[Records about charts and figures]
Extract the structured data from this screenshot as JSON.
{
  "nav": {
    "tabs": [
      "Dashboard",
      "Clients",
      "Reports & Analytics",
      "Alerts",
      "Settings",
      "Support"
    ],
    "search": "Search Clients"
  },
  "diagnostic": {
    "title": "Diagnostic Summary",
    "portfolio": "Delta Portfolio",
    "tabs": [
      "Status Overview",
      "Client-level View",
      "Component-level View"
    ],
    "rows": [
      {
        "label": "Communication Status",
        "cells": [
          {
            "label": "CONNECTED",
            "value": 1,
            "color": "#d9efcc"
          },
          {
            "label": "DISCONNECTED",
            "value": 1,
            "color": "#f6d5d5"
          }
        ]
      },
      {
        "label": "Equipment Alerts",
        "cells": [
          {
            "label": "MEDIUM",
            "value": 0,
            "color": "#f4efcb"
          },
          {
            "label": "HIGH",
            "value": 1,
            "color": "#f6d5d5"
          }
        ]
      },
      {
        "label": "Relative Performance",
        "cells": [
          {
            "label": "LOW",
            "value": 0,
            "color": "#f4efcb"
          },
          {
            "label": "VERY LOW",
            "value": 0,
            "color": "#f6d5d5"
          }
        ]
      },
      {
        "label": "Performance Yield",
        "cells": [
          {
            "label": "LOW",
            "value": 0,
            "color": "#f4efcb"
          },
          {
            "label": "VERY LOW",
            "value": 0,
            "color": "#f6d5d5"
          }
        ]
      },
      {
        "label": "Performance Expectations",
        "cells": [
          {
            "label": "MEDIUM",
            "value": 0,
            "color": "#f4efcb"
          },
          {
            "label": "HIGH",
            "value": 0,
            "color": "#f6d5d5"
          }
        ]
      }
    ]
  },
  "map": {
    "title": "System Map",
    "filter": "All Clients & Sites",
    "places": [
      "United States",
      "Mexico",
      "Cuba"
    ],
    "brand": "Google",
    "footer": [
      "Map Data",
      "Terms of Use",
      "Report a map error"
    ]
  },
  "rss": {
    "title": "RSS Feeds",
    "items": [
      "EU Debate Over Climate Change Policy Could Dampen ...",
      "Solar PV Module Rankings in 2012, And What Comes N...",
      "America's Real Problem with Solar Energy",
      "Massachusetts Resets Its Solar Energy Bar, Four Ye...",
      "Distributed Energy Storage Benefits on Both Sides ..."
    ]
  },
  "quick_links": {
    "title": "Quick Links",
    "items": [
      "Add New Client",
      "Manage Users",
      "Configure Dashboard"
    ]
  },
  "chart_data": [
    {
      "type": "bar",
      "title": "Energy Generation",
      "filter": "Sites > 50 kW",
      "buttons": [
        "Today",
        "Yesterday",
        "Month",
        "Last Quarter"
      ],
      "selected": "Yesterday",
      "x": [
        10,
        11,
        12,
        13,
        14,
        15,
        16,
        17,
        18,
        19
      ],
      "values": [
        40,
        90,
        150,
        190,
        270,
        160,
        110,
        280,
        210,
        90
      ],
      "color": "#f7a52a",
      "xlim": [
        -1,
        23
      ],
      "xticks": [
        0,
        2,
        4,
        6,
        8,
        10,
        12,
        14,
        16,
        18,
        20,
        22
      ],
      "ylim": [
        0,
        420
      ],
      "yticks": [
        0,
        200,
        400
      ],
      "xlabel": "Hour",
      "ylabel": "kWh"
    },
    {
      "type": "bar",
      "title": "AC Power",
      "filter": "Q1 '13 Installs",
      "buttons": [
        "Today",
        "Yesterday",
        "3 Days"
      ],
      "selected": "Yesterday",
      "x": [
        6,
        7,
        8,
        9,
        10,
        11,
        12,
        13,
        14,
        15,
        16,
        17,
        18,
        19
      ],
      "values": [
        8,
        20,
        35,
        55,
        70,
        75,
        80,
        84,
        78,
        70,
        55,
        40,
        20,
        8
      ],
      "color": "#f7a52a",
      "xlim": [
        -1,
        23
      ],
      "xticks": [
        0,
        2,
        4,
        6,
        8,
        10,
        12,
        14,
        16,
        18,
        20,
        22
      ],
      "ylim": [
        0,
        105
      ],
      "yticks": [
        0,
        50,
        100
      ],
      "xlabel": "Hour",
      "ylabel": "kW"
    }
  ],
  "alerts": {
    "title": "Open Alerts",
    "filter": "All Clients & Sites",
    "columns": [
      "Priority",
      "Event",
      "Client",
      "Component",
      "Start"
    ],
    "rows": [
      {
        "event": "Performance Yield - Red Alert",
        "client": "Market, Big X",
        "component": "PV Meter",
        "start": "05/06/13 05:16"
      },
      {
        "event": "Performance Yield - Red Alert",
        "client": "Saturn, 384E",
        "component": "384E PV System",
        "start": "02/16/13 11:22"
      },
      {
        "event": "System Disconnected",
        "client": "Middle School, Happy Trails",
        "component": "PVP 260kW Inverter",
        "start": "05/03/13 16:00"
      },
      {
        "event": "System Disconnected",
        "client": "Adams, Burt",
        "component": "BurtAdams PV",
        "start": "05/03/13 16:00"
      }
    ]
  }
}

#### Job
Copy out every line where the word "System" occurs.

#### Response to the exercise
    "title": "System Map",
        "component": "384E PV System",
        "event": "System Disconnected",
        "event": "System Disconnected",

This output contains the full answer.